-- Start of Material for this exercise --
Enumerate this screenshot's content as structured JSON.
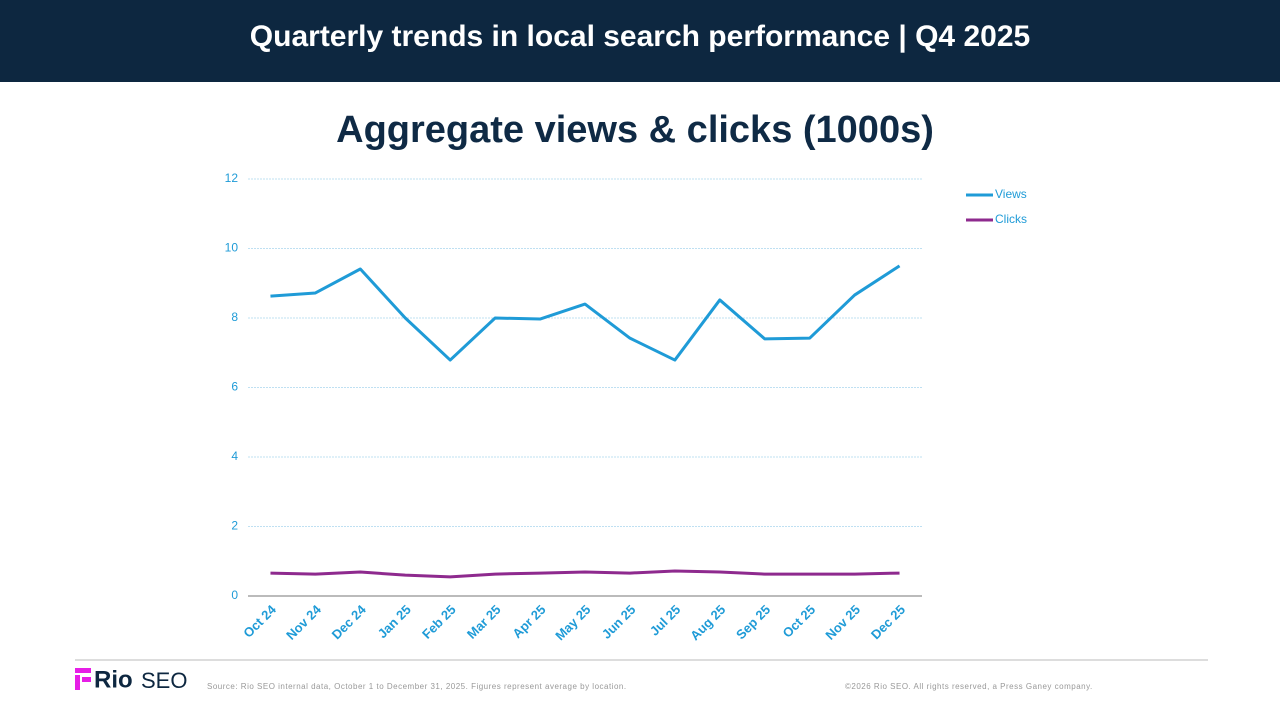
{
  "header": {
    "title": "Quarterly trends in local search performance | Q4 2025"
  },
  "chart_data": {
    "type": "line",
    "title": "Aggregate views & clicks (1000s)",
    "categories": [
      "Oct 24",
      "Nov 24",
      "Dec 24",
      "Jan 25",
      "Feb 25",
      "Mar 25",
      "Apr 25",
      "May 25",
      "Jun 25",
      "Jul 25",
      "Aug 25",
      "Sep 25",
      "Oct 25",
      "Nov 25",
      "Dec 25"
    ],
    "series": [
      {
        "name": "Views",
        "color": "#1f9bd7",
        "values": [
          8.63,
          8.72,
          9.41,
          8.0,
          6.79,
          8.0,
          7.97,
          8.4,
          7.42,
          6.79,
          8.52,
          7.4,
          7.42,
          8.66,
          9.5
        ]
      },
      {
        "name": "Clicks",
        "color": "#8e2a8e",
        "values": [
          0.66,
          0.63,
          0.69,
          0.6,
          0.55,
          0.63,
          0.66,
          0.69,
          0.66,
          0.72,
          0.69,
          0.63,
          0.63,
          0.63,
          0.66
        ]
      }
    ],
    "ylim": [
      0,
      12
    ],
    "yticks": [
      0,
      2,
      4,
      6,
      8,
      10,
      12
    ],
    "grid": true,
    "legend": "right"
  },
  "footer": {
    "logo_bold": "Rio",
    "logo_light": "SEO",
    "source": "Source: Rio SEO internal data, October 1 to December 31, 2025. Figures represent average by location.",
    "copyright": "©2026 Rio SEO. All rights reserved, a Press Ganey company."
  }
}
-- End of Material for this exercise --
- Stated goal -
Quote in full the listing given above; the images are to be left out.

- Answer to the exercise -
Enumerate this screenshot's content as structured JSON.
{
  "header": {
    "title": "Quarterly trends in local search performance | Q4 2025"
  },
  "chart_data": {
    "type": "line",
    "title": "Aggregate views & clicks (1000s)",
    "categories": [
      "Oct 24",
      "Nov 24",
      "Dec 24",
      "Jan 25",
      "Feb 25",
      "Mar 25",
      "Apr 25",
      "May 25",
      "Jun 25",
      "Jul 25",
      "Aug 25",
      "Sep 25",
      "Oct 25",
      "Nov 25",
      "Dec 25"
    ],
    "series": [
      {
        "name": "Views",
        "color": "#1f9bd7",
        "values": [
          8.63,
          8.72,
          9.41,
          8.0,
          6.79,
          8.0,
          7.97,
          8.4,
          7.42,
          6.79,
          8.52,
          7.4,
          7.42,
          8.66,
          9.5
        ]
      },
      {
        "name": "Clicks",
        "color": "#8e2a8e",
        "values": [
          0.66,
          0.63,
          0.69,
          0.6,
          0.55,
          0.63,
          0.66,
          0.69,
          0.66,
          0.72,
          0.69,
          0.63,
          0.63,
          0.63,
          0.66
        ]
      }
    ],
    "ylim": [
      0,
      12
    ],
    "yticks": [
      0,
      2,
      4,
      6,
      8,
      10,
      12
    ],
    "grid": true,
    "legend": "right"
  },
  "footer": {
    "logo_bold": "Rio",
    "logo_light": "SEO",
    "source": "Source: Rio SEO internal data, October 1 to December 31, 2025. Figures represent average by location.",
    "copyright": "©2026 Rio SEO. All rights reserved, a Press Ganey company."
  }
}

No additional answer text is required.